Exercise: Count the lines below that contain the word "Spending" and give only the number.

Raw data:
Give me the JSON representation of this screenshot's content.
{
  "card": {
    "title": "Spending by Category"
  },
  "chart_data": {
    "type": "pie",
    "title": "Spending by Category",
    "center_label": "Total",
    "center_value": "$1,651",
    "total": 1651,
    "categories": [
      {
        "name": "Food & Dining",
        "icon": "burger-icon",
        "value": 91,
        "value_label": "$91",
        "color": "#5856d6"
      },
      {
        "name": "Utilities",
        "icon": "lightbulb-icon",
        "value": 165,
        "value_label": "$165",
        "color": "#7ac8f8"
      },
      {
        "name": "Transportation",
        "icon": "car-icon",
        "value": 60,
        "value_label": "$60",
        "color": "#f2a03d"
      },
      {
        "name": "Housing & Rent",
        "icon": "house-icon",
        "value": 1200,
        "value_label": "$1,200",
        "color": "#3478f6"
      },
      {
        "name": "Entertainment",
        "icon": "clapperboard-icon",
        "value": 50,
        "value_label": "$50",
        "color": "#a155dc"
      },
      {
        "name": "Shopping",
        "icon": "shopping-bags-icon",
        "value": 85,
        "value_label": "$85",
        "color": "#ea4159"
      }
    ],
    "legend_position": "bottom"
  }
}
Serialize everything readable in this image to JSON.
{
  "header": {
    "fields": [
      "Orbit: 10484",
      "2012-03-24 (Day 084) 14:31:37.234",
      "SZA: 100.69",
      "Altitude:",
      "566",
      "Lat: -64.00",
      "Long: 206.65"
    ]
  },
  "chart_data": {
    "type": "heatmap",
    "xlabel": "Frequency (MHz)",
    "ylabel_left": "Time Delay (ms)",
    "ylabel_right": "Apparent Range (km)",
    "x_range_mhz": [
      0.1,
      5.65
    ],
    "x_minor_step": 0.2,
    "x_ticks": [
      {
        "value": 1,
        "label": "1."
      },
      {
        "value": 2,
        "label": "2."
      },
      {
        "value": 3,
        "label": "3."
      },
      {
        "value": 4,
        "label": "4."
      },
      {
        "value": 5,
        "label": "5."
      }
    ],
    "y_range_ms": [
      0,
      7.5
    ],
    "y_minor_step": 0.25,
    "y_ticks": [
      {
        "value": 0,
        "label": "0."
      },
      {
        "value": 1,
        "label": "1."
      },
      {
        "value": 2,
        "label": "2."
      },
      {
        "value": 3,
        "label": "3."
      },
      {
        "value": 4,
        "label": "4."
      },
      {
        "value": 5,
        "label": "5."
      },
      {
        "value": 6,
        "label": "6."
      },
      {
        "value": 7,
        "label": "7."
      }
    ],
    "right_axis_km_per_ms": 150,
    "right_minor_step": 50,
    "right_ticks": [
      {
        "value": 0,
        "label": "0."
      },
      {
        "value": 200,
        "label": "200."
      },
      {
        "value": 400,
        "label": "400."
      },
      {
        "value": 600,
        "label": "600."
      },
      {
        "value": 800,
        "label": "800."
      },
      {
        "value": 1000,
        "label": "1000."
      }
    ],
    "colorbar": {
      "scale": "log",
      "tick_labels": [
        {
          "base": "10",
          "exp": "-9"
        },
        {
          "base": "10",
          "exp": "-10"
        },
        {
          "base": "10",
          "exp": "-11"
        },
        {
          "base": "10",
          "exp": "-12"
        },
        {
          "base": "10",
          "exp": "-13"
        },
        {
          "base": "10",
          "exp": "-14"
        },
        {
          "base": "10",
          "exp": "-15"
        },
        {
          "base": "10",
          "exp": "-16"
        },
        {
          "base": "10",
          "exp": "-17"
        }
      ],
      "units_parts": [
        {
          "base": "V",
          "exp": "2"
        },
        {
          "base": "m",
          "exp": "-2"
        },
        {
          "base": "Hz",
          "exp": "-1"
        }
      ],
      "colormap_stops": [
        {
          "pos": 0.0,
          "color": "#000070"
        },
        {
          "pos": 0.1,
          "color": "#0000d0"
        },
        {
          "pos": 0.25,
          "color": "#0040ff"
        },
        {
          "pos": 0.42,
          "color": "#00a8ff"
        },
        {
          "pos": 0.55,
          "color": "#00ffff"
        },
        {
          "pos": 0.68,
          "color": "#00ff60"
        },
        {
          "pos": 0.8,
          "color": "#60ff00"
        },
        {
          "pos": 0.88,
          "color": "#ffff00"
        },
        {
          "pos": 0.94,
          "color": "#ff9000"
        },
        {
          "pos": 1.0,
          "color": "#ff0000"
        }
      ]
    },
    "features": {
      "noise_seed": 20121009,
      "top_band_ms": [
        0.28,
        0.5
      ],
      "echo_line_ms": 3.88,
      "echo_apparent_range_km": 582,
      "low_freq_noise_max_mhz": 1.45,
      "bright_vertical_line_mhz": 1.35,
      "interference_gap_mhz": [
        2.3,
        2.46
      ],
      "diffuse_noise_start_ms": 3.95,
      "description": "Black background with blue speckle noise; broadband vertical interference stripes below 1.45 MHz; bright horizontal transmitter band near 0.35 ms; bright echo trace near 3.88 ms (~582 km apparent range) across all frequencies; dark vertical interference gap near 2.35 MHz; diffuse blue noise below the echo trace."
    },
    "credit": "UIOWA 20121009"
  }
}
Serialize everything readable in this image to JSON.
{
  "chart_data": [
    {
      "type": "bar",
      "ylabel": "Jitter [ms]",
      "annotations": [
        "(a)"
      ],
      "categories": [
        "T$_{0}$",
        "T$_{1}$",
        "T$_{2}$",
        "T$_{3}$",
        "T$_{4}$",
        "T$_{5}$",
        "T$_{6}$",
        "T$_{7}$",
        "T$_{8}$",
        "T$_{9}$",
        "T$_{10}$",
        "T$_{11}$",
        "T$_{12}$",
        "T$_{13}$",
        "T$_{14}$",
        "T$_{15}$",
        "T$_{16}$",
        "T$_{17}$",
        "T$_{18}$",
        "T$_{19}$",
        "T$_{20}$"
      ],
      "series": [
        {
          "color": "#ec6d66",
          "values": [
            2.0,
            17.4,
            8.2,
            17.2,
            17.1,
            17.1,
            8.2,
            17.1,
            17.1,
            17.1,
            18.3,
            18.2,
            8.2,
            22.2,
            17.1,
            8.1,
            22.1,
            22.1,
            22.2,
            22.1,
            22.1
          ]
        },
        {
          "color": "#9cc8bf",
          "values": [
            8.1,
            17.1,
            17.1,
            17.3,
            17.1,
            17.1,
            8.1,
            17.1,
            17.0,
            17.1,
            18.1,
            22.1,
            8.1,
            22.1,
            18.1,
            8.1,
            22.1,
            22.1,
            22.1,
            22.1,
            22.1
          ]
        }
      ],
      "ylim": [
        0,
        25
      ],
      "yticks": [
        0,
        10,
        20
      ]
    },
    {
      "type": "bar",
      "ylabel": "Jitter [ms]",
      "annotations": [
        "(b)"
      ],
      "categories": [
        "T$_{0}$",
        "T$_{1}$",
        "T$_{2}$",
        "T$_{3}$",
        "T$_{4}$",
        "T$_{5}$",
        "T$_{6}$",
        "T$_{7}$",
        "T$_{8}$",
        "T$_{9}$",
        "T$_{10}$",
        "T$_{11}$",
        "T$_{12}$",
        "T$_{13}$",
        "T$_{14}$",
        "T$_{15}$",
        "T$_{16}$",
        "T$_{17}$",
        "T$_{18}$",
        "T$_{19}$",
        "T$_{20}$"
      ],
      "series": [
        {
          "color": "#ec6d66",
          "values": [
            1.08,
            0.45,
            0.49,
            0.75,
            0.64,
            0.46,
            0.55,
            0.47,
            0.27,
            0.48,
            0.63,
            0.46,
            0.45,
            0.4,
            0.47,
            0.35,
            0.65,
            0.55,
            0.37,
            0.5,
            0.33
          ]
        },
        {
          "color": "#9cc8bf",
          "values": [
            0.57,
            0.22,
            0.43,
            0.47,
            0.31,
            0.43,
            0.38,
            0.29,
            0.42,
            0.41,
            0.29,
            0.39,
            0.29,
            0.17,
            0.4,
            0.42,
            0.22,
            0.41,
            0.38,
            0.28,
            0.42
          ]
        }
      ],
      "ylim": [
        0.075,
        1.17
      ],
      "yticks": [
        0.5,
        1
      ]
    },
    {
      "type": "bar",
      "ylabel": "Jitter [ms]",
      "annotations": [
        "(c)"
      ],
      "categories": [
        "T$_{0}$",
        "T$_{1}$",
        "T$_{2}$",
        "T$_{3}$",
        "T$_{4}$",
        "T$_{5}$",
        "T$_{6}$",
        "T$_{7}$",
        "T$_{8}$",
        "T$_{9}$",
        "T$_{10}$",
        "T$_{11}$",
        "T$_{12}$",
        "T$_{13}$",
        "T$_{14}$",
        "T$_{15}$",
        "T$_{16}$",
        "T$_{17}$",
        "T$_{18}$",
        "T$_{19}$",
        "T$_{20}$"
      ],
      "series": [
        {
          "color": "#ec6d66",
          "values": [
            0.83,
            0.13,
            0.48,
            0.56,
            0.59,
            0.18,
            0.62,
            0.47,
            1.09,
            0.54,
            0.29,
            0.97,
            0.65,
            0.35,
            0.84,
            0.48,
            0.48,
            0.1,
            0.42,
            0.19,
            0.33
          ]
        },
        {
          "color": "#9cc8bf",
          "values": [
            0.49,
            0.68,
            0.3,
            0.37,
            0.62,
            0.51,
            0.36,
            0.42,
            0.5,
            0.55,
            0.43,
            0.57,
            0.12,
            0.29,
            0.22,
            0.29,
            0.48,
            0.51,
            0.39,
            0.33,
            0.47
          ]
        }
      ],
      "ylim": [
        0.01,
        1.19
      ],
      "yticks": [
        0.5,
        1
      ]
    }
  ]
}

Output of the exercise: 2